Short exercise = Quote the entries word for word. Omit the pictures.

[Begin Extracted information]

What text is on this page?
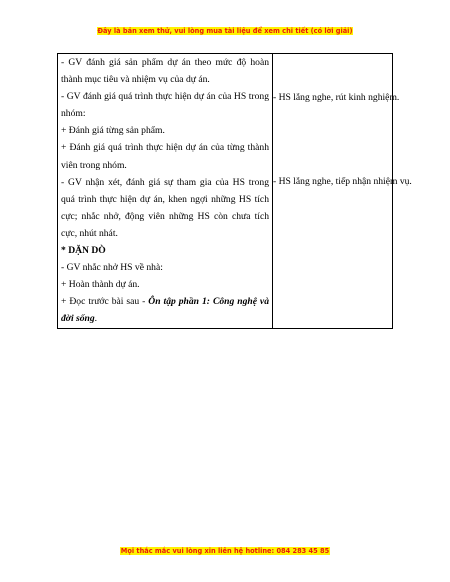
Đây là bản xem thử, vui lòng mua tài liệu để xem chi tiết (có lời giải)
- GV đánh giá sản phẩm dự án theo mức độ hoàn thành mục tiêu và nhiệm vụ của dự án.
- GV đánh giá quá trình thực hiện dự án của HS trong nhóm:
+ Đánh giá từng sản phẩm.
+ Đánh giá quá trình thực hiện dự án của từng thành viên trong nhóm.
- GV nhận xét, đánh giá sự tham gia của HS trong quá trình thực hiện dự án, khen ngợi những HS tích cực; nhắc nhở, động viên những HS còn chưa tích cực, nhút nhát.
* DẶN DÒ
- GV nhắc nhở HS về nhà:
+ Hoàn thành dự án.
+ Đọc trước bài sau - Ôn tập phần 1: Công nghệ và đời sống.

- HS lắng nghe, rút kinh nghiệm.
- HS lắng nghe, tiếp nhận nhiệm vụ.
Mọi thắc mắc vui lòng xin liên hệ hotline: 084 283 45 85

[End Extracted information]

Complete output =
What text is on this page?
Đây là bản xem thử, vui lòng mua tài liệu để xem chi tiết (có lời giải)
- GV đánh giá sản phẩm dự án theo mức độ hoàn thành mục tiêu và nhiệm vụ của dự án.
- GV đánh giá quá trình thực hiện dự án của HS trong nhóm:
+ Đánh giá từng sản phẩm.
+ Đánh giá quá trình thực hiện dự án của từng thành viên trong nhóm.
- GV nhận xét, đánh giá sự tham gia của HS trong quá trình thực hiện dự án, khen ngợi những HS tích cực; nhắc nhở, động viên những HS còn chưa tích cực, nhút nhát.
* DẶN DÒ
- GV nhắc nhở HS về nhà:
+ Hoàn thành dự án.
+ Đọc trước bài sau - Ôn tập phần 1: Công nghệ và đời sống.

- HS lắng nghe, rút kinh nghiệm.
- HS lắng nghe, tiếp nhận nhiệm vụ.
Mọi thắc mắc vui lòng xin liên hệ hotline: 084 283 45 85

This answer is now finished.